**Records for the exercise:**
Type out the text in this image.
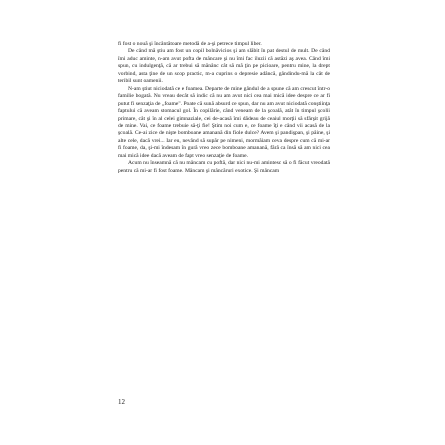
fi fost o nouă şi încântătoare metodă de a-şi petrece timpul liber.

De când mă ştiu am fost un copil bolnăvicios şi am slăbit în pat destul de mult. De când îmi aduc aminte, n-am avut pofta de mâncare şi nu îmi fac iluzii că astăzi aş avea. Când îmi spun, cu indulgenţă, că ar trebui să mănânc cât să mă ţin pe picioare, pentru mine, la drept vorbind, asta ţine de un scop practic, m-a cuprins o depresie adâncă, gândindu-mă la cât de teribil sunt oamenii.

N-am ştiut niciodată ce e foamea. Departe de mine gândul de a spune că am crescut într-o familie bogată. Nu vreau decât să indic că nu am avut nici cea mai mică idee despre ce ar fi putut fi senzaţia de „foame". Poate că sună absurd ce spun, dar nu am avut niciodată conştiinţa faptului că aveam stomacul gol. În copilărie, când veneam de la şcoală, atât în timpul şcolii primare, cât şi în al celei gimnaziale, cei de-acasă îmi dădeau de ceaiul morţii să sfârşit grijă de mine. Vai, ce foame trebuie să-ţi fie! Ştim noi cum e, ce foame îţi e când vii acasă de la şcoală. Ce-ai zice de nişte bomboane amanană din fiole dulce? Avem şi pandişpan, şi pâine, şi alte cele, dacă vrei... Iar eu, nevând să supăr pe nimeni, mormăiam ceva despre cum că mi-ar fi foame, da, şi-mi îndesam în gură vreo zece bomboane amanană, fără ca însă să am nici cea mai mică idee dacă aveam de fapt vreo senzaţie de foame.

Acum nu înseamnă că nu mâncam cu poftă, dar nici nu-mi amintesc să o fi făcut vreodată pentru că mi-ar fi fost foame. Mâncam şi mâncăruri exotice. Şi mâncam

12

**Short problem:**
Repeat the records above exactly, leaving out any pictures they contain.

**Solved problem:**
Type out the text in this image.
fi fost o nouă şi încântătoare metodă de a-şi petrece timpul liber.

De când mă ştiu am fost un copil bolnăvicios şi am slăbit în pat destul de mult. De când îmi aduc aminte, n-am avut pofta de mâncare şi nu îmi fac iluzii că astăzi aş avea. Când îmi spun, cu indulgenţă, că ar trebui să mănânc cât să mă ţin pe picioare, pentru mine, la drept vorbind, asta ţine de un scop practic, m-a cuprins o depresie adâncă, gândindu-mă la cât de teribil sunt oamenii.

N-am ştiut niciodată ce e foamea. Departe de mine gândul de a spune că am crescut într-o familie bogată. Nu vreau decât să indic că nu am avut nici cea mai mică idee despre ce ar fi putut fi senzaţia de „foame". Poate că sună absurd ce spun, dar nu am avut niciodată conştiinţa faptului că aveam stomacul gol. În copilărie, când veneam de la şcoală, atât în timpul şcolii primare, cât şi în al celei gimnaziale, cei de-acasă îmi dădeau de ceaiul morţii să sfârşit grijă de mine. Vai, ce foame trebuie să-ţi fie! Ştim noi cum e, ce foame îţi e când vii acasă de la şcoală. Ce-ai zice de nişte bomboane amanană din fiole dulce? Avem şi pandişpan, şi pâine, şi alte cele, dacă vrei... Iar eu, nevând să supăr pe nimeni, mormăiam ceva despre cum că mi-ar fi foame, da, şi-mi îndesam în gură vreo zece bomboane amanană, fără ca însă să am nici cea mai mică idee dacă aveam de fapt vreo senzaţie de foame.

Acum nu înseamnă că nu mâncam cu poftă, dar nici nu-mi amintesc să o fi făcut vreodată pentru că mi-ar fi fost foame. Mâncam şi mâncăruri exotice. Şi mâncam

12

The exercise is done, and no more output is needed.